# Task data start
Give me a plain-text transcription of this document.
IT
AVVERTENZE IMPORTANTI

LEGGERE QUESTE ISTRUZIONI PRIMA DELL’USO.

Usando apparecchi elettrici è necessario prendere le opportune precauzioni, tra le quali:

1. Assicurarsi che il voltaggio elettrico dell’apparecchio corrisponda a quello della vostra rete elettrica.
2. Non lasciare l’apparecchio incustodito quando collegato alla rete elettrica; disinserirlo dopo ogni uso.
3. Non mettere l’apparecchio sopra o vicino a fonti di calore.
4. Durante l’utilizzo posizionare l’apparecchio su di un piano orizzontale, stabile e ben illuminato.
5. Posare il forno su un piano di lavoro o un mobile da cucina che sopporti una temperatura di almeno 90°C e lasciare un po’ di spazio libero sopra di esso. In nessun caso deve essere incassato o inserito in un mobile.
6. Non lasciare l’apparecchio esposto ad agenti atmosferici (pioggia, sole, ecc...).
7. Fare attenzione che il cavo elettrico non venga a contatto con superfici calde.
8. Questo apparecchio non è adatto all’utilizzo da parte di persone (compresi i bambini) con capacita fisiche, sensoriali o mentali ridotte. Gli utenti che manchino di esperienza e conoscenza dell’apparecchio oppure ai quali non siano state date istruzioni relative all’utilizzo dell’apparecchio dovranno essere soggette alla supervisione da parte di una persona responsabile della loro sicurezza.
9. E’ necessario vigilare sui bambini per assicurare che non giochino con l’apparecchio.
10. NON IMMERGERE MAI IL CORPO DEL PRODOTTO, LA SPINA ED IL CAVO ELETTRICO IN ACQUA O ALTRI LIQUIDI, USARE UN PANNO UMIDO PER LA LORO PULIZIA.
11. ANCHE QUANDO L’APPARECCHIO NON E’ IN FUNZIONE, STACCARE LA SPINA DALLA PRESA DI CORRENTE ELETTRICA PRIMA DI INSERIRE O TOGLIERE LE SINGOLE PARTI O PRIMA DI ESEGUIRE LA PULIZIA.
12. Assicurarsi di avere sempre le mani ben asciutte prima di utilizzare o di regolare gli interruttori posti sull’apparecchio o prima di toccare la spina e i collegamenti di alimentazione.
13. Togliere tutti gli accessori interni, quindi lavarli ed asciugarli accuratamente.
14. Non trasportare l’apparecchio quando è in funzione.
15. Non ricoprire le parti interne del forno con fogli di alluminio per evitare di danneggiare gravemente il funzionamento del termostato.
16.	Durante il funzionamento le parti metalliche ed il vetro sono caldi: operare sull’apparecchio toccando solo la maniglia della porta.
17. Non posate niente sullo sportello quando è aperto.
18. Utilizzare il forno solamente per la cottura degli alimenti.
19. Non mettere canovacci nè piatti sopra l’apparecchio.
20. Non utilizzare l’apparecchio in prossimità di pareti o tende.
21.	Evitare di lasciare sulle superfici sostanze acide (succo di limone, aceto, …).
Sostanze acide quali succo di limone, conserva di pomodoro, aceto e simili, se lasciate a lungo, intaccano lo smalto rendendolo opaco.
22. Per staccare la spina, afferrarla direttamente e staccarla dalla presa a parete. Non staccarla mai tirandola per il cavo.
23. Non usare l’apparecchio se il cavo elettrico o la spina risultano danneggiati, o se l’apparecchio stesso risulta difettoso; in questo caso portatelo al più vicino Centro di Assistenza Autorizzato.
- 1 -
# Task data end
* **Your task**
Each line in the material above must be retyped without alteration.

* **Exercise output**
Give me a plain-text transcription of this document.
IT
AVVERTENZE IMPORTANTI

LEGGERE QUESTE ISTRUZIONI PRIMA DELL’USO.

Usando apparecchi elettrici è necessario prendere le opportune precauzioni, tra le quali:

1. Assicurarsi che il voltaggio elettrico dell’apparecchio corrisponda a quello della vostra rete elettrica.
2. Non lasciare l’apparecchio incustodito quando collegato alla rete elettrica; disinserirlo dopo ogni uso.
3. Non mettere l’apparecchio sopra o vicino a fonti di calore.
4. Durante l’utilizzo posizionare l’apparecchio su di un piano orizzontale, stabile e ben illuminato.
5. Posare il forno su un piano di lavoro o un mobile da cucina che sopporti una temperatura di almeno 90°C e lasciare un po’ di spazio libero sopra di esso. In nessun caso deve essere incassato o inserito in un mobile.
6. Non lasciare l’apparecchio esposto ad agenti atmosferici (pioggia, sole, ecc...).
7. Fare attenzione che il cavo elettrico non venga a contatto con superfici calde.
8. Questo apparecchio non è adatto all’utilizzo da parte di persone (compresi i bambini) con capacita fisiche, sensoriali o mentali ridotte. Gli utenti che manchino di esperienza e conoscenza dell’apparecchio oppure ai quali non siano state date istruzioni relative all’utilizzo dell’apparecchio dovranno essere soggette alla supervisione da parte di una persona responsabile della loro sicurezza.
9. E’ necessario vigilare sui bambini per assicurare che non giochino con l’apparecchio.
10. NON IMMERGERE MAI IL CORPO DEL PRODOTTO, LA SPINA ED IL CAVO ELETTRICO IN ACQUA O ALTRI LIQUIDI, USARE UN PANNO UMIDO PER LA LORO PULIZIA.
11. ANCHE QUANDO L’APPARECCHIO NON E’ IN FUNZIONE, STACCARE LA SPINA DALLA PRESA DI CORRENTE ELETTRICA PRIMA DI INSERIRE O TOGLIERE LE SINGOLE PARTI O PRIMA DI ESEGUIRE LA PULIZIA.
12. Assicurarsi di avere sempre le mani ben asciutte prima di utilizzare o di regolare gli interruttori posti sull’apparecchio o prima di toccare la spina e i collegamenti di alimentazione.
13. Togliere tutti gli accessori interni, quindi lavarli ed asciugarli accuratamente.
14. Non trasportare l’apparecchio quando è in funzione.
15. Non ricoprire le parti interne del forno con fogli di alluminio per evitare di danneggiare gravemente il funzionamento del termostato.
16.	Durante il funzionamento le parti metalliche ed il vetro sono caldi: operare sull’apparecchio toccando solo la maniglia della porta.
17. Non posate niente sullo sportello quando è aperto.
18. Utilizzare il forno solamente per la cottura degli alimenti.
19. Non mettere canovacci nè piatti sopra l’apparecchio.
20. Non utilizzare l’apparecchio in prossimità di pareti o tende.
21.	Evitare di lasciare sulle superfici sostanze acide (succo di limone, aceto, …).
Sostanze acide quali succo di limone, conserva di pomodoro, aceto e simili, se lasciate a lungo, intaccano lo smalto rendendolo opaco.
22. Per staccare la spina, afferrarla direttamente e staccarla dalla presa a parete. Non staccarla mai tirandola per il cavo.
23. Non usare l’apparecchio se il cavo elettrico o la spina risultano danneggiati, o se l’apparecchio stesso risulta difettoso; in questo caso portatelo al più vicino Centro di Assistenza Autorizzato.
- 1 -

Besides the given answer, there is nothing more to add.